= Exercise =
Check each line of the data for "развития" and select those that have it.

━━━ Listed entries

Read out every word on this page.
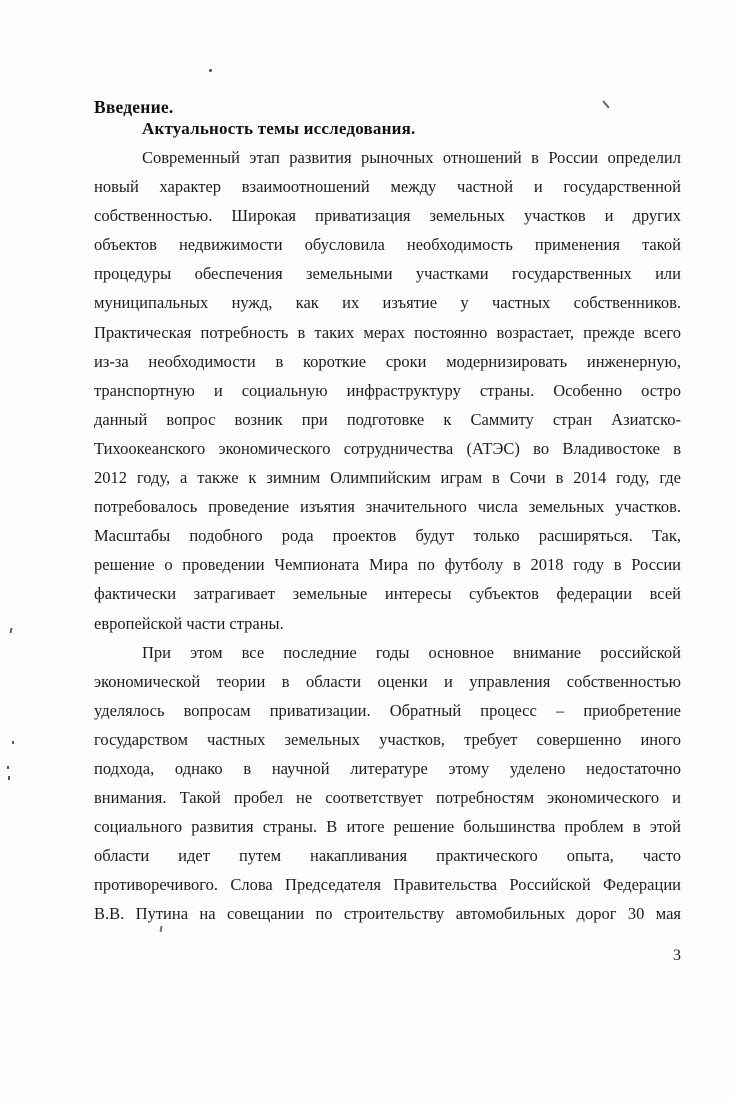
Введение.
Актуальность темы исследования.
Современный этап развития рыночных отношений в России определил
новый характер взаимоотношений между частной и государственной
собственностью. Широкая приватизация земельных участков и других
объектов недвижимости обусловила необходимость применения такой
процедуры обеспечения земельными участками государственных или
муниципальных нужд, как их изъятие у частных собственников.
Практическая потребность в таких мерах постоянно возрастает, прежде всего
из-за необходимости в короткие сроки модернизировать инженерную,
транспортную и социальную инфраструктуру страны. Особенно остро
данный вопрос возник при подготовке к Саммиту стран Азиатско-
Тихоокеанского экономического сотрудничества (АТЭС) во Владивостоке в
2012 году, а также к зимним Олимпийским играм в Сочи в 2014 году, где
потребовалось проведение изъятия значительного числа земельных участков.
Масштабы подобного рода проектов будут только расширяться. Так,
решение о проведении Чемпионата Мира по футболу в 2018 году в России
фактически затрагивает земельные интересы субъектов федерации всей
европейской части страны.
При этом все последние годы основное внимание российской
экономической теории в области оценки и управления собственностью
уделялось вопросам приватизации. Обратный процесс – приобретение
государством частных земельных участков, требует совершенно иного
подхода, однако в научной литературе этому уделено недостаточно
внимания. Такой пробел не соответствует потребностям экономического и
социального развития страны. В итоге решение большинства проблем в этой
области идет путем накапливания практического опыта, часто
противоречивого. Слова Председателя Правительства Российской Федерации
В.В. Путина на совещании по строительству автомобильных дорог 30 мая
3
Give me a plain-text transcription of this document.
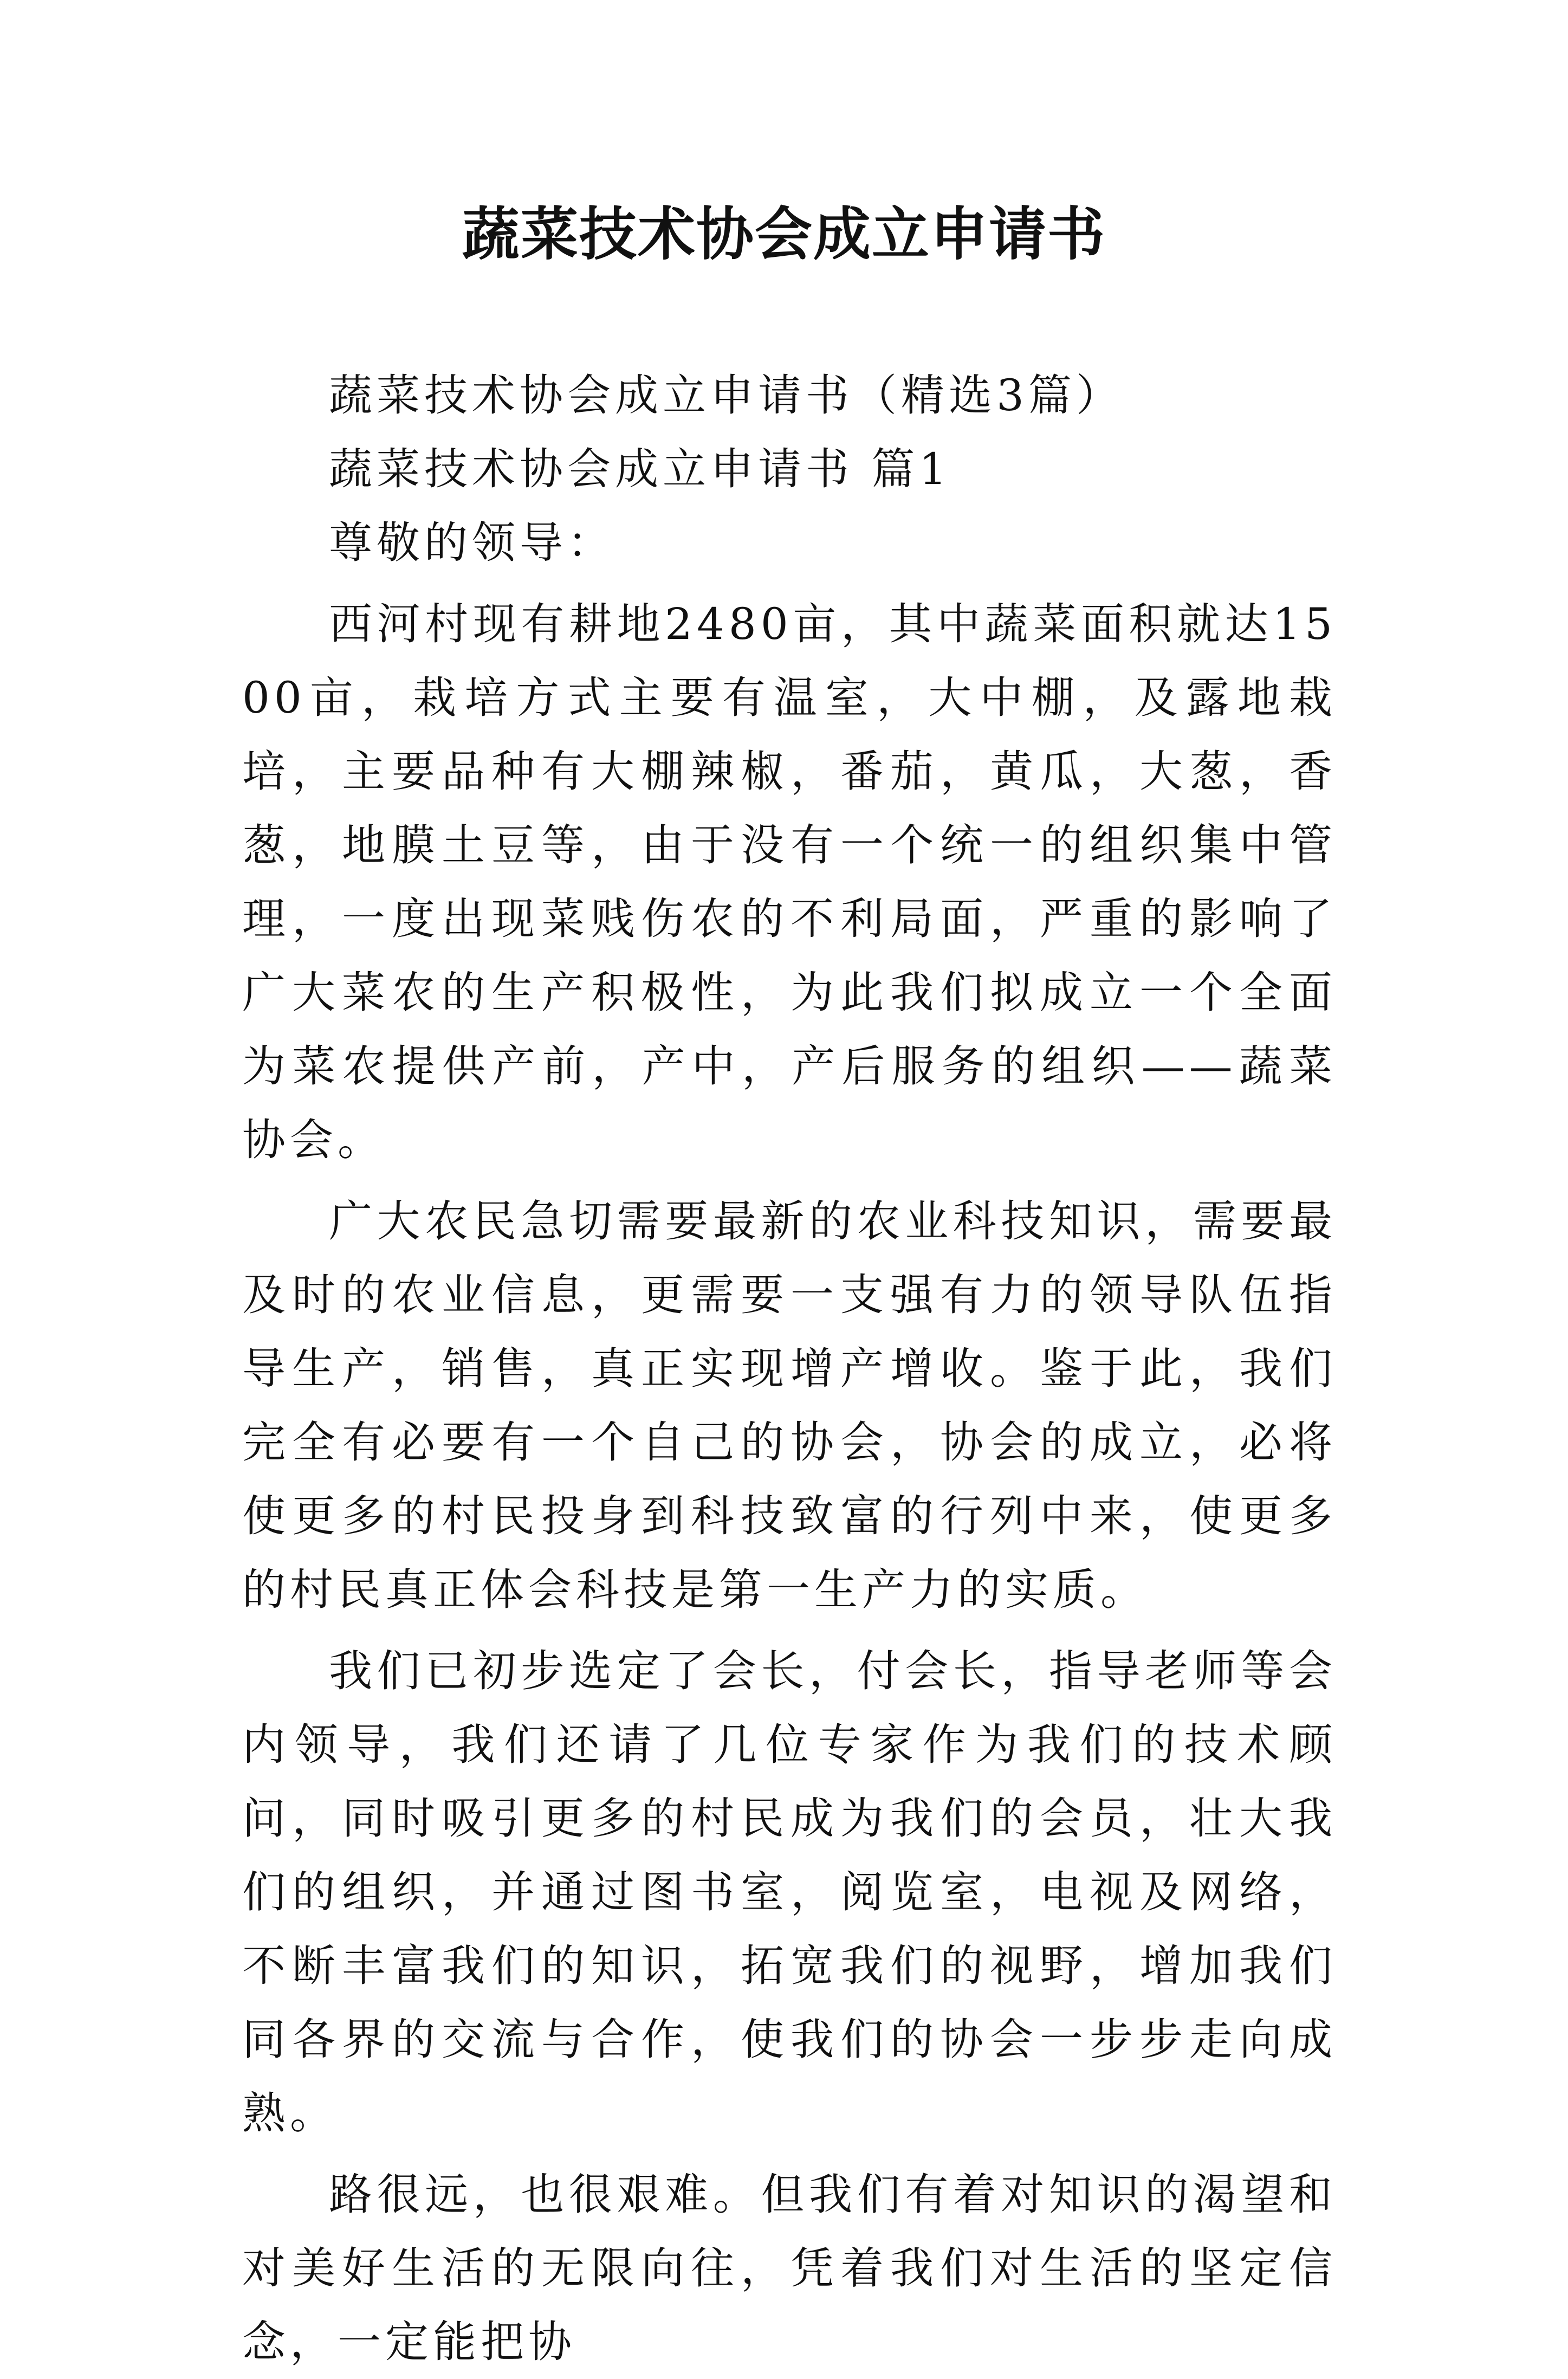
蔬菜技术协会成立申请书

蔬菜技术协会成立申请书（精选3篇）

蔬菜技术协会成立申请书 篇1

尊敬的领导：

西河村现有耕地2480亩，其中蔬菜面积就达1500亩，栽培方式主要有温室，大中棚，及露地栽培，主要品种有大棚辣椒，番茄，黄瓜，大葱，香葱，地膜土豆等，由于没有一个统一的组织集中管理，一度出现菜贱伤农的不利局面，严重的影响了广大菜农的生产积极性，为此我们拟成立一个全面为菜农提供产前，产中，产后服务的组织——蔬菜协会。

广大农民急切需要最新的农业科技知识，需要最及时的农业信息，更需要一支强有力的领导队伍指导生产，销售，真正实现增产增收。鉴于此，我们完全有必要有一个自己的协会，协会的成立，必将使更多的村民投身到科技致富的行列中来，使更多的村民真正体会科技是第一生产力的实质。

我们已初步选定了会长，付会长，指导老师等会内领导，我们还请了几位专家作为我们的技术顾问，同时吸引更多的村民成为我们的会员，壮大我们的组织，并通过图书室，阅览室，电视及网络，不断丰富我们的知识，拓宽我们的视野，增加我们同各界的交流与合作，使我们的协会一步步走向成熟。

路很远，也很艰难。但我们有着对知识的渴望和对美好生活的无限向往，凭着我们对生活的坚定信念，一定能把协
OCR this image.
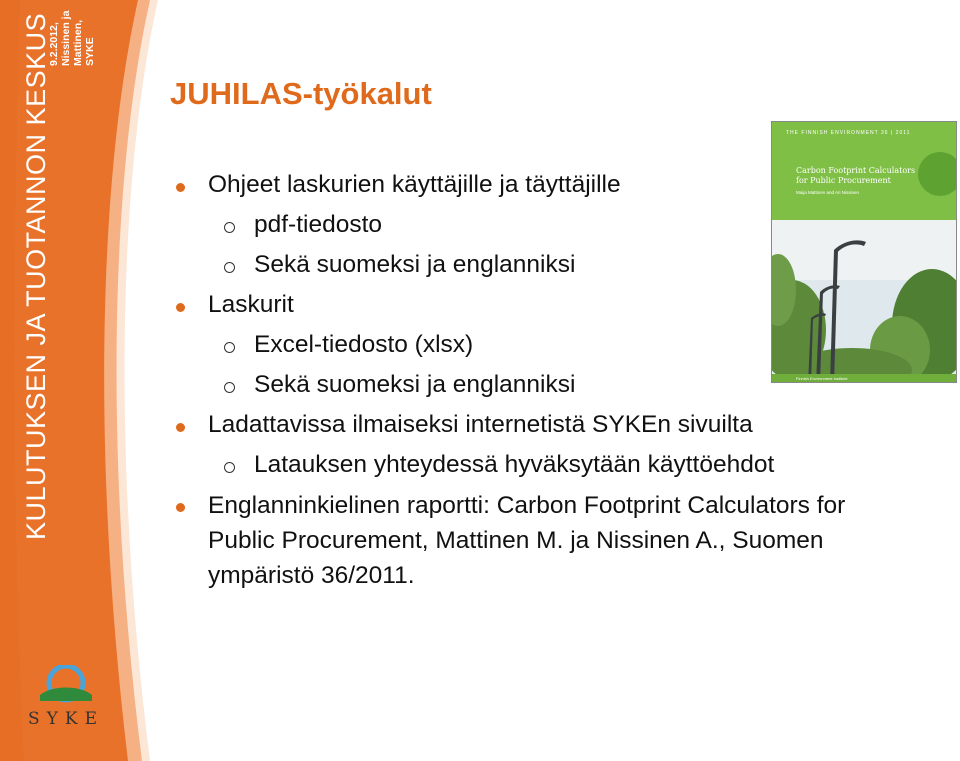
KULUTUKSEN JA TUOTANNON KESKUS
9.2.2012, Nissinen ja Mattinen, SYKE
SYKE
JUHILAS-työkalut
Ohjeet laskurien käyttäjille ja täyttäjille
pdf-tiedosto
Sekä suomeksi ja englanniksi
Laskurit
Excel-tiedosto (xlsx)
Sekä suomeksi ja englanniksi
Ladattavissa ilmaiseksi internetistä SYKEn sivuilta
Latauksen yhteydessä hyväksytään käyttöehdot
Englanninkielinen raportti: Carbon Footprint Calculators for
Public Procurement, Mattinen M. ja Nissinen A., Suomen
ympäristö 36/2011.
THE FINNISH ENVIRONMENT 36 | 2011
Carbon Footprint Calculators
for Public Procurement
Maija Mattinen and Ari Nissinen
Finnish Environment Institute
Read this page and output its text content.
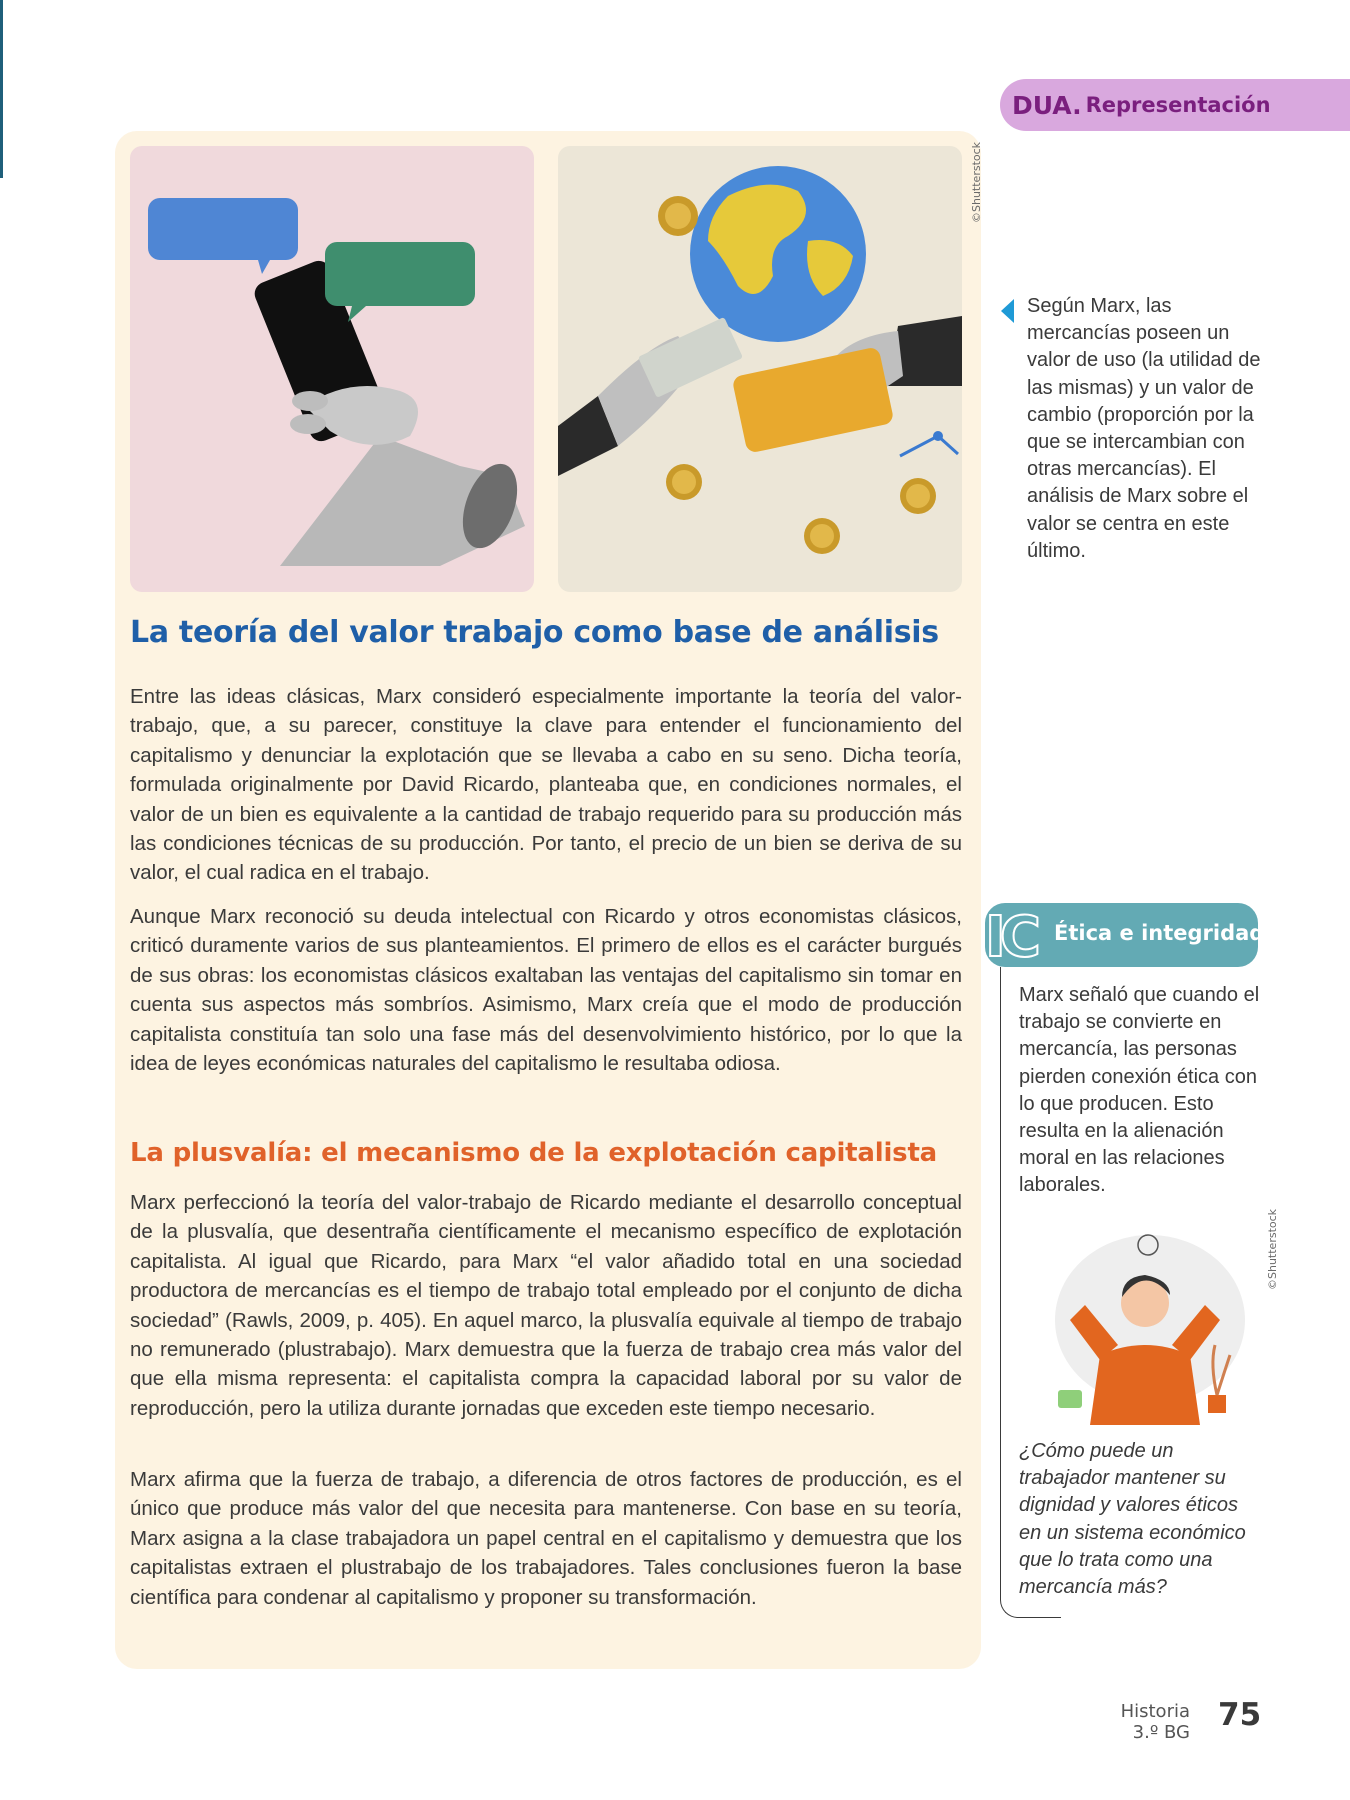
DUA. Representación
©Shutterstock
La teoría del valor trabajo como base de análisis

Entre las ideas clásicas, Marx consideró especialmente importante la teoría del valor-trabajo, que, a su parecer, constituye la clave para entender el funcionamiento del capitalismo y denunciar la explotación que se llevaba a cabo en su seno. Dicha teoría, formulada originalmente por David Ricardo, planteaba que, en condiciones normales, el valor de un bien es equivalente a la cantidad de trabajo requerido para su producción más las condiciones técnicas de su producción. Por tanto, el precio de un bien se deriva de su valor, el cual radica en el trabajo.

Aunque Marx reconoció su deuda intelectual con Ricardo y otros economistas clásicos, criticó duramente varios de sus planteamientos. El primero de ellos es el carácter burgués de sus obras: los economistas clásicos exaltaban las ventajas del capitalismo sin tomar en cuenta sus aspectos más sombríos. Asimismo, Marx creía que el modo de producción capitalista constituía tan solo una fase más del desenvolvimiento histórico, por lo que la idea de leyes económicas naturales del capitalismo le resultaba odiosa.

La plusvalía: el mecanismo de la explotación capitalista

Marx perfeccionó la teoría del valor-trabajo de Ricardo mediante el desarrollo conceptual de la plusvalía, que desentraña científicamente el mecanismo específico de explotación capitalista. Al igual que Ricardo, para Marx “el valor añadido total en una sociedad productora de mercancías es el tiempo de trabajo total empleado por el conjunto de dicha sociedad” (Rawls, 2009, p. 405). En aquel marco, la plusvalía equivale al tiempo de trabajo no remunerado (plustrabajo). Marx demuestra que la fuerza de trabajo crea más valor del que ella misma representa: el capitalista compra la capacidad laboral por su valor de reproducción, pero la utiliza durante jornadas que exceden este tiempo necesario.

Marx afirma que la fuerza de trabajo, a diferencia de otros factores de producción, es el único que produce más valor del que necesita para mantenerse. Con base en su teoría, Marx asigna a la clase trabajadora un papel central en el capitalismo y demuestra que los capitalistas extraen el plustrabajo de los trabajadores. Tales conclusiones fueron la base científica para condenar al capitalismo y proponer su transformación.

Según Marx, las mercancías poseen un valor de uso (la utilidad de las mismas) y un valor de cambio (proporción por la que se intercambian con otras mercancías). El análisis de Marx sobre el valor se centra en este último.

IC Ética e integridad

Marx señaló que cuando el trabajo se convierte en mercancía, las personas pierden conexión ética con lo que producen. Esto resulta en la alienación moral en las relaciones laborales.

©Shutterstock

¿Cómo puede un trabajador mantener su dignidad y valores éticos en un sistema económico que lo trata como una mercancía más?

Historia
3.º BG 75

━━━━━━

= Answer =
Современный этап развития рыночных отношений в России определил
социального развития страны. В итоге решение большинства проблем в этой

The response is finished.